── Extract provided ──

Partly it may be due to the sense that money as an accounting mechanism submits pleasures to an unforgiving scrutiny, like that of traditional morality. Most of all it has to do with money's anonymity, the sense that the trust it buys is somehow fraudulently acquired, being based on impersonal rules rather than personal understanding. Sexuality is the area of human life most permeated by the ideal of willing and autonomous exchange between partners motivated by convergent desire, and yet it is also the one most poisoned by … more indirect and mercenary motive. The indirect masquerading as the direct is likewise at money's very heart.

───

■ **What is expected**
Answer these questions from the passage on money:
(a) What does money as an accounting mechanism submit pleasures to?
(b) What is the trust that money buys based on?
(c) Which area of human life is most permeated by the ideal of willing and autonomous exchange between partners?
The lines that follow were taken from a separate source.

── Recorded data ──

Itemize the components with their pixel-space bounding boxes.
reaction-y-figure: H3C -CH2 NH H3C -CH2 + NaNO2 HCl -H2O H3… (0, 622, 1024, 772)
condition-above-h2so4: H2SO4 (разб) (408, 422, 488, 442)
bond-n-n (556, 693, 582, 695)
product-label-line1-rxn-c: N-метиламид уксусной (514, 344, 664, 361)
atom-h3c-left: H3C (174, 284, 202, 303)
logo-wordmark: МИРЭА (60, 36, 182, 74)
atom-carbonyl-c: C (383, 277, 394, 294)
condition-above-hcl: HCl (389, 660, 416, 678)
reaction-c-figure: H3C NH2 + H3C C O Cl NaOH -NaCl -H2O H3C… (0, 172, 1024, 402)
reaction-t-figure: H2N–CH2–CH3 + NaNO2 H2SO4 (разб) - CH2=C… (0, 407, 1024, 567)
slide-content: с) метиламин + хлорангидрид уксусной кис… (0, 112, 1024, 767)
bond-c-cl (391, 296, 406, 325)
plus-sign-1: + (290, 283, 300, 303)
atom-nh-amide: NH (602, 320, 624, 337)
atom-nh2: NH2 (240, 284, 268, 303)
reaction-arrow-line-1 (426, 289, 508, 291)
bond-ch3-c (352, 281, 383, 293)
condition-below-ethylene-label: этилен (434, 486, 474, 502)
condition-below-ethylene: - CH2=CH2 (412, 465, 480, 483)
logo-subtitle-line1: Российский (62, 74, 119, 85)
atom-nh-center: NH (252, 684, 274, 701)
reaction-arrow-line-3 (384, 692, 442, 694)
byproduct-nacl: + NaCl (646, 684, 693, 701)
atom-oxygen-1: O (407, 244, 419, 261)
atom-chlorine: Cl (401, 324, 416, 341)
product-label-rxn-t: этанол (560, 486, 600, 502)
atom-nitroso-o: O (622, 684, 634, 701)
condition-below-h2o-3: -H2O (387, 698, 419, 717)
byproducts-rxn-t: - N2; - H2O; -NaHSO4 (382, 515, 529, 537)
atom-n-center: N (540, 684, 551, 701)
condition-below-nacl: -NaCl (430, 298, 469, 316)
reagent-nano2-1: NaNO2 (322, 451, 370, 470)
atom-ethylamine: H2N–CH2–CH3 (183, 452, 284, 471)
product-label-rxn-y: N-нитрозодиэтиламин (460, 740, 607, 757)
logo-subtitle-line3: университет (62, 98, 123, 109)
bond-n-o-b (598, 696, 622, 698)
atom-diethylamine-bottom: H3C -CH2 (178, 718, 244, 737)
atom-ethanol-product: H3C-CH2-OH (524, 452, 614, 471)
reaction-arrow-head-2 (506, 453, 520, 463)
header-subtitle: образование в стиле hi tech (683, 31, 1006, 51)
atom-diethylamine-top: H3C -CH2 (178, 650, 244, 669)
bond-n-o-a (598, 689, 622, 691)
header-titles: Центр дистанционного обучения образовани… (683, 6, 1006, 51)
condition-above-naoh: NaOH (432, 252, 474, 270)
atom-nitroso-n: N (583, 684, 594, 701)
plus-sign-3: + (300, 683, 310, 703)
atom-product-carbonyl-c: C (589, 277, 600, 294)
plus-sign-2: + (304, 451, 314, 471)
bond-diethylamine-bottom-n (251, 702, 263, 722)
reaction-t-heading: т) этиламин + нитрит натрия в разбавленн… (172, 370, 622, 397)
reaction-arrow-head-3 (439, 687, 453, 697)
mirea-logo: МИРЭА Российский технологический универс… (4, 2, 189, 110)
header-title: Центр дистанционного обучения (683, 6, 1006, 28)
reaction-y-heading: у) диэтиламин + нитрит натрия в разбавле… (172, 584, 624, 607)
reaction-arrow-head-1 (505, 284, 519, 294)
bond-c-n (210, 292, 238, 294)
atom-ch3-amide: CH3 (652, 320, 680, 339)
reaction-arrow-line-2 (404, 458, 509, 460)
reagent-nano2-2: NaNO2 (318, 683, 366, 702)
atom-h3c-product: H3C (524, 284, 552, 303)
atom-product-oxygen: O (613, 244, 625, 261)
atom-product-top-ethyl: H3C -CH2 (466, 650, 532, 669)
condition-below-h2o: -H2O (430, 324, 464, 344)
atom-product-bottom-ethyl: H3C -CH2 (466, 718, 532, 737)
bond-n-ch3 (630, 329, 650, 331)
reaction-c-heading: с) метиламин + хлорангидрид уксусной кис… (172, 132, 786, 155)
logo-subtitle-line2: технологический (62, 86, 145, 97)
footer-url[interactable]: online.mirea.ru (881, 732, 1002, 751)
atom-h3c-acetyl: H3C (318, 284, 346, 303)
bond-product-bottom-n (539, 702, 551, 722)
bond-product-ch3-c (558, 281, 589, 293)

───

■ **Full output**
(a) An unforgiving scrutiny, like that of traditional morality.
(b) Impersonal rules rather than personal understanding.
(c) Sexuality.